--- BEGIN Rows ---

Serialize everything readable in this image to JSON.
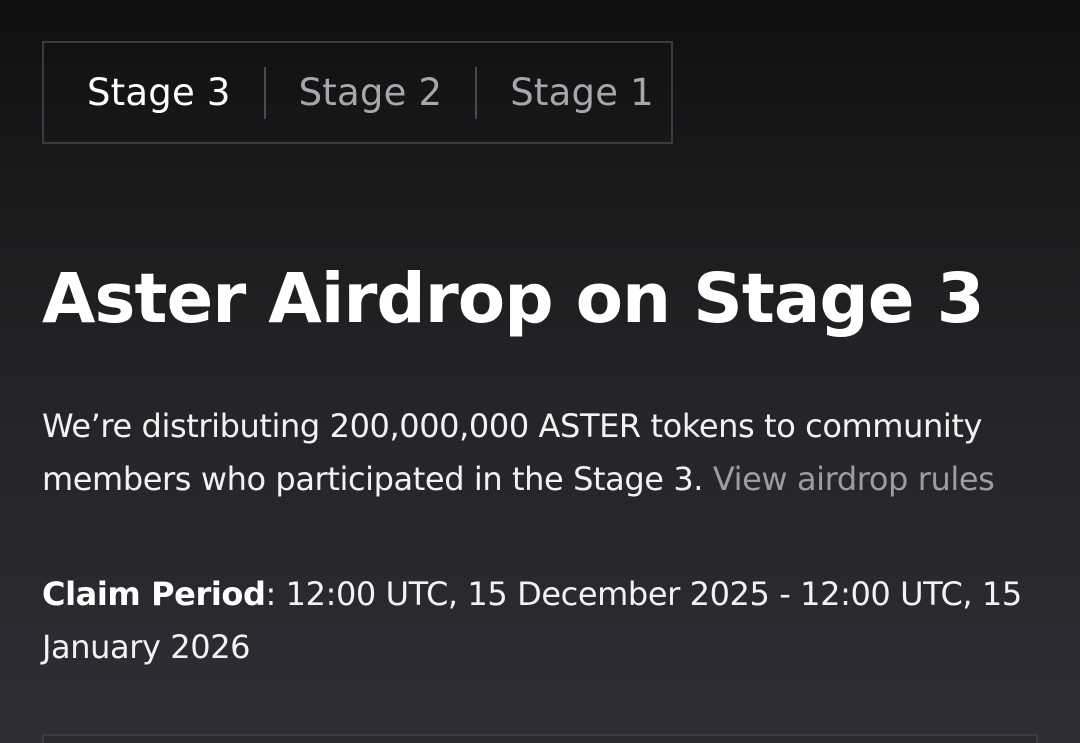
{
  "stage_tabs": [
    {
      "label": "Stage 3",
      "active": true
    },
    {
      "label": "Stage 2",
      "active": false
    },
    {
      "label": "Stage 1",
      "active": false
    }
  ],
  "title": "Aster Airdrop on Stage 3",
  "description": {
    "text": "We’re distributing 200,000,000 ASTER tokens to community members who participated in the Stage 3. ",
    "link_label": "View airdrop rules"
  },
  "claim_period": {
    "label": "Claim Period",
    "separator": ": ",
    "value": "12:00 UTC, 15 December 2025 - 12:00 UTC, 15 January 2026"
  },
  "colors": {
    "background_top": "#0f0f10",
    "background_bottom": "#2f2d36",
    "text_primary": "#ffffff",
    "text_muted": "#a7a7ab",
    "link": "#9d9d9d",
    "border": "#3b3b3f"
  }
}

--- END Rows ---

• **What the task asks**
Copy every entry exactly as written. Pictures are excluded.

• **Answer in full**
Serialize everything readable in this image to JSON.
{
  "stage_tabs": [
    {
      "label": "Stage 3",
      "active": true
    },
    {
      "label": "Stage 2",
      "active": false
    },
    {
      "label": "Stage 1",
      "active": false
    }
  ],
  "title": "Aster Airdrop on Stage 3",
  "description": {
    "text": "We’re distributing 200,000,000 ASTER tokens to community members who participated in the Stage 3. ",
    "link_label": "View airdrop rules"
  },
  "claim_period": {
    "label": "Claim Period",
    "separator": ": ",
    "value": "12:00 UTC, 15 December 2025 - 12:00 UTC, 15 January 2026"
  },
  "colors": {
    "background_top": "#0f0f10",
    "background_bottom": "#2f2d36",
    "text_primary": "#ffffff",
    "text_muted": "#a7a7ab",
    "link": "#9d9d9d",
    "border": "#3b3b3f"
  }
}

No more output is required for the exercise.